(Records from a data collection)
-=-=-
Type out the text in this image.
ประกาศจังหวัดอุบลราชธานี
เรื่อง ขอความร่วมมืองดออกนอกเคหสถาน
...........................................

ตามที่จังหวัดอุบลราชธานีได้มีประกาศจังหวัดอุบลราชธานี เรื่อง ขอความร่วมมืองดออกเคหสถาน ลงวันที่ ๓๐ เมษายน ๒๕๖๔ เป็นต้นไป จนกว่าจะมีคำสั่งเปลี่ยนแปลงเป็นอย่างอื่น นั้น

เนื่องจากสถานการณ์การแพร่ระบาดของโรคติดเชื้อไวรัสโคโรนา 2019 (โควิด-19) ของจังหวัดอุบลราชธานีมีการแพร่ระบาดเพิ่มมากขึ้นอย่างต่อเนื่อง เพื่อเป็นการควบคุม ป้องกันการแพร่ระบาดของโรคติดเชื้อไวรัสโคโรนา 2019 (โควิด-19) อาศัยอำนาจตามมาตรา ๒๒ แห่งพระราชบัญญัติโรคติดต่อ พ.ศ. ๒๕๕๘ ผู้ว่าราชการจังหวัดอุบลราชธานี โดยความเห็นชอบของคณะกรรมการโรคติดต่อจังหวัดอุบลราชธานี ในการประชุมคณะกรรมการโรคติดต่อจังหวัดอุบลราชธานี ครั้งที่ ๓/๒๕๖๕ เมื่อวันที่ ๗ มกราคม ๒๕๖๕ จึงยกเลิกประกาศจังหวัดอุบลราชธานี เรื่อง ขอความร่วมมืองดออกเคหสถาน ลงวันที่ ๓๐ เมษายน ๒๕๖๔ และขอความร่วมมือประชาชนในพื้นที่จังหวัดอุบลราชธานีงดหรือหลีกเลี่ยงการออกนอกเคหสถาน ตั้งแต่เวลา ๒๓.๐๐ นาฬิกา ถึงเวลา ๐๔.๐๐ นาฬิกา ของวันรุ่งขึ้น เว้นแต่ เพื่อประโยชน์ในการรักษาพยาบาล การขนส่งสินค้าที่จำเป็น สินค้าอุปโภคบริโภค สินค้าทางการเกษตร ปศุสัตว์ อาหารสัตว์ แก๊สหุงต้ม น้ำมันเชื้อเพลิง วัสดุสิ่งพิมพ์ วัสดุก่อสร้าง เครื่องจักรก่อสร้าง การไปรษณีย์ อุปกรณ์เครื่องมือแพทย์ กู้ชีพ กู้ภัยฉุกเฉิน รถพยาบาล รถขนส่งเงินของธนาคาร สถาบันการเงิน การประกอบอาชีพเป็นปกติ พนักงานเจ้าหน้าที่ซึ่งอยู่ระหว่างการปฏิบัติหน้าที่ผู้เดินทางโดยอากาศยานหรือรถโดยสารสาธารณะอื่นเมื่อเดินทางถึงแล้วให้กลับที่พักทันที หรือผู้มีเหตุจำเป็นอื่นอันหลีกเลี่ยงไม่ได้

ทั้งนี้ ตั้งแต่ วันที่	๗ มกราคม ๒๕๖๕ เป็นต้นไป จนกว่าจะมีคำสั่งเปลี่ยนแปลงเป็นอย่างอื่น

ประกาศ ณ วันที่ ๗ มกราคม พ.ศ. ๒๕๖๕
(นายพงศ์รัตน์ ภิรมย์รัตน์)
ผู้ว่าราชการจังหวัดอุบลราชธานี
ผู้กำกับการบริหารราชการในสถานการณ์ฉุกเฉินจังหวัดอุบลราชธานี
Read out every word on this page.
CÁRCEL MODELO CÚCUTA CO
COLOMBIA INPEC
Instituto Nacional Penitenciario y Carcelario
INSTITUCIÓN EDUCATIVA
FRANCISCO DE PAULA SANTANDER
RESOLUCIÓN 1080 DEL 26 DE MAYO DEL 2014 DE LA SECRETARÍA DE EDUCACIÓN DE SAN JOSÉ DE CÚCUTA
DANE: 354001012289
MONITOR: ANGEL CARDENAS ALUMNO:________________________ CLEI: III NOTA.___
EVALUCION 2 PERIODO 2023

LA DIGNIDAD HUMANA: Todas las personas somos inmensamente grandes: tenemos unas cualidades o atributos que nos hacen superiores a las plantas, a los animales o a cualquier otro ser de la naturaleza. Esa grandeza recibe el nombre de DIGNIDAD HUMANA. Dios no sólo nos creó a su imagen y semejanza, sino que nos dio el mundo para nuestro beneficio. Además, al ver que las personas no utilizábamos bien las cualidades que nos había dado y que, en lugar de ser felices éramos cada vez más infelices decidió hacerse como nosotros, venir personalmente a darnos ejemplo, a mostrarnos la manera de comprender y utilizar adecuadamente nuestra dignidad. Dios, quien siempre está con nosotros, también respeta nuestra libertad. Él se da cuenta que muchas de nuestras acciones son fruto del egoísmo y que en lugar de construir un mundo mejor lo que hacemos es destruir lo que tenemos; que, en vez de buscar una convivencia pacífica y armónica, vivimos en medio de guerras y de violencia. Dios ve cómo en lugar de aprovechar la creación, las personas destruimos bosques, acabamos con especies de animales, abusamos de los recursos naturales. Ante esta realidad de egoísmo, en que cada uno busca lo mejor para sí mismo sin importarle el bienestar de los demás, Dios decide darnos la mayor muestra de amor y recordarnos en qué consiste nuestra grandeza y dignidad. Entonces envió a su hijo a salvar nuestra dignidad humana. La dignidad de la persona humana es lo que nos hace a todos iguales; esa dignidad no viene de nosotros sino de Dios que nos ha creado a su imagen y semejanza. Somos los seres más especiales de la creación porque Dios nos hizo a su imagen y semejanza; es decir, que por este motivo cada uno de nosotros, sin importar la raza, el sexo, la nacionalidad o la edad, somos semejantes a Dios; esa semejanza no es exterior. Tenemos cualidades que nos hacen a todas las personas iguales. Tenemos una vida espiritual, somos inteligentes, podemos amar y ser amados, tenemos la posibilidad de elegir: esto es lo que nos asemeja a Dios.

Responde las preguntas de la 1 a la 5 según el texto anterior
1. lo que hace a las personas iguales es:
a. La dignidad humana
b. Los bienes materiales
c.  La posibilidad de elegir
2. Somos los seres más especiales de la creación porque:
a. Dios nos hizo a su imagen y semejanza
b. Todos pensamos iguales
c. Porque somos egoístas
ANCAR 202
-=-=-
CHALLENGE
Out of the records, collect only those lines that contain the string "ยนแปลงเป".

COMPLETE RESPONSE
ตามที่จังหวัดอุบลราชธานีได้มีประกาศจังหวัดอุบลราชธานี เรื่อง ขอความร่วมมืองดออกเคหสถาน ลงวันที่ ๓๐ เมษายน ๒๕๖๔ เป็นต้นไป จนกว่าจะมีคำสั่งเปลี่ยนแปลงเป็นอย่างอื่น นั้น
ทั้งนี้ ตั้งแต่ วันที่	๗ มกราคม ๒๕๖๕ เป็นต้นไป จนกว่าจะมีคำสั่งเปลี่ยนแปลงเป็นอย่างอื่น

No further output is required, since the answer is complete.